What the task requires: Copy nothing but the text: reproduce each line of the listing exactly and leave the pictures out.

(Stored items)
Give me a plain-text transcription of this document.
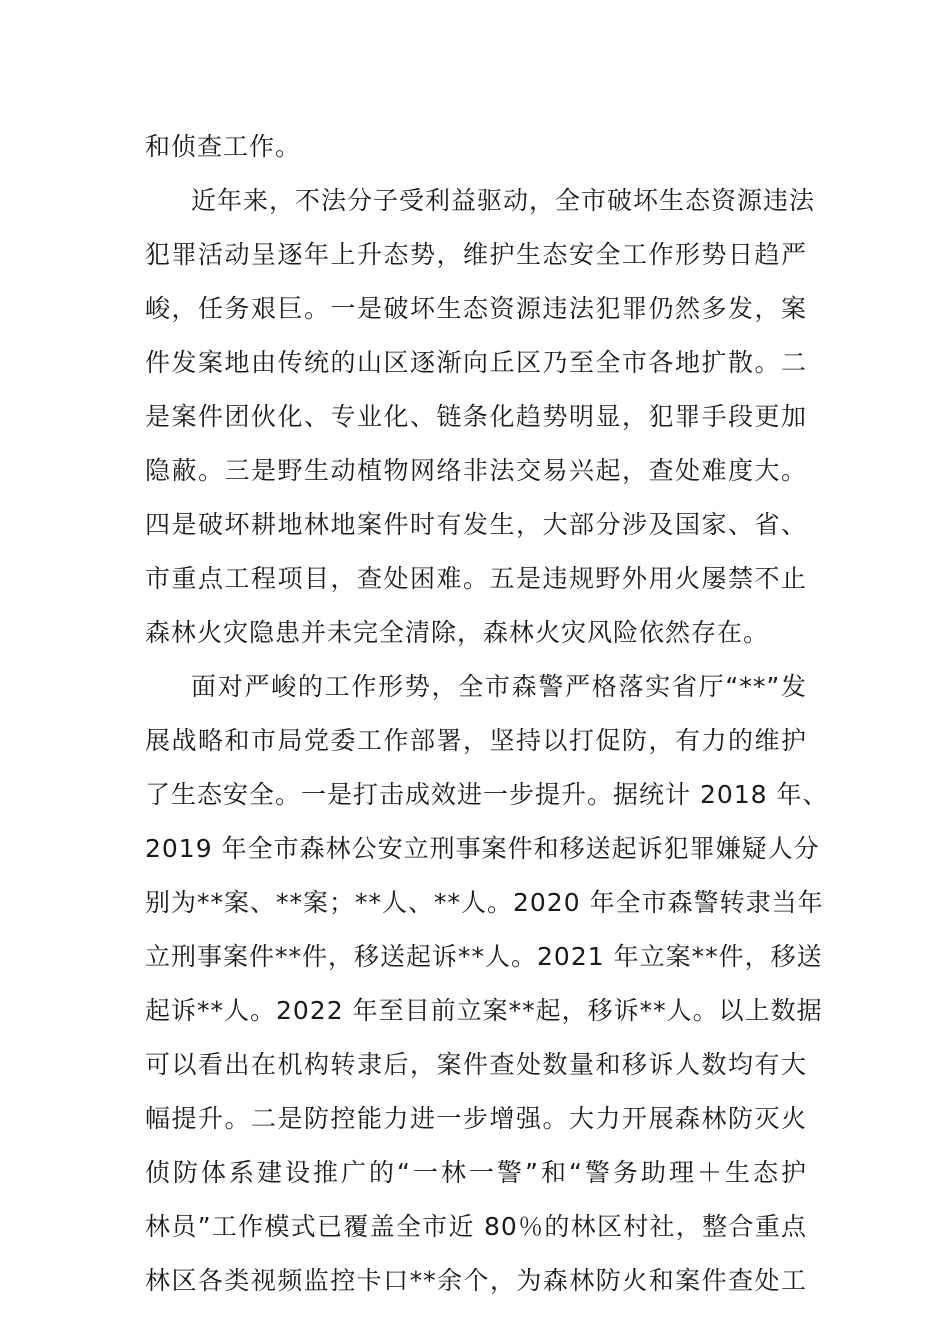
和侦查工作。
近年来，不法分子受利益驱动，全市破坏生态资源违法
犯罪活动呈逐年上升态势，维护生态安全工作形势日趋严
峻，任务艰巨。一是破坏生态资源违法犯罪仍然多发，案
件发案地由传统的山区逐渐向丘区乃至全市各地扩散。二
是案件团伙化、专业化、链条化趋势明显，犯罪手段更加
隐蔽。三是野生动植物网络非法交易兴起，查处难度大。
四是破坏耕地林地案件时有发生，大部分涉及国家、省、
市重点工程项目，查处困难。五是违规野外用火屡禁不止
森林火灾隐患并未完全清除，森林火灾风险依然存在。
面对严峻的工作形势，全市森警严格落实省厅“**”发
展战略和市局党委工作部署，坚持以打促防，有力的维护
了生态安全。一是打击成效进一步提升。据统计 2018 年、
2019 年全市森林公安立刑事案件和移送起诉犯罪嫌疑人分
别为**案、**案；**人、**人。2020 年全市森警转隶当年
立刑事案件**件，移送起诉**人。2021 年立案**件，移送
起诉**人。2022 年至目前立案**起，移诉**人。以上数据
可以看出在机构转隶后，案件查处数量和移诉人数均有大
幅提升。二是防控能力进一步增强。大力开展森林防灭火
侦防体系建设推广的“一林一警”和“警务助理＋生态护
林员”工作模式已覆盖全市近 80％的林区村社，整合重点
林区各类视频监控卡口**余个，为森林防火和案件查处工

Task response:
Give me a plain-text transcription of this document.
和侦查工作。
近年来，不法分子受利益驱动，全市破坏生态资源违法
犯罪活动呈逐年上升态势，维护生态安全工作形势日趋严
峻，任务艰巨。一是破坏生态资源违法犯罪仍然多发，案
件发案地由传统的山区逐渐向丘区乃至全市各地扩散。二
是案件团伙化、专业化、链条化趋势明显，犯罪手段更加
隐蔽。三是野生动植物网络非法交易兴起，查处难度大。
四是破坏耕地林地案件时有发生，大部分涉及国家、省、
市重点工程项目，查处困难。五是违规野外用火屡禁不止
森林火灾隐患并未完全清除，森林火灾风险依然存在。
面对严峻的工作形势，全市森警严格落实省厅“**”发
展战略和市局党委工作部署，坚持以打促防，有力的维护
了生态安全。一是打击成效进一步提升。据统计 2018 年、
2019 年全市森林公安立刑事案件和移送起诉犯罪嫌疑人分
别为**案、**案；**人、**人。2020 年全市森警转隶当年
立刑事案件**件，移送起诉**人。2021 年立案**件，移送
起诉**人。2022 年至目前立案**起，移诉**人。以上数据
可以看出在机构转隶后，案件查处数量和移诉人数均有大
幅提升。二是防控能力进一步增强。大力开展森林防灭火
侦防体系建设推广的“一林一警”和“警务助理＋生态护
林员”工作模式已覆盖全市近 80％的林区村社，整合重点
林区各类视频监控卡口**余个，为森林防火和案件查处工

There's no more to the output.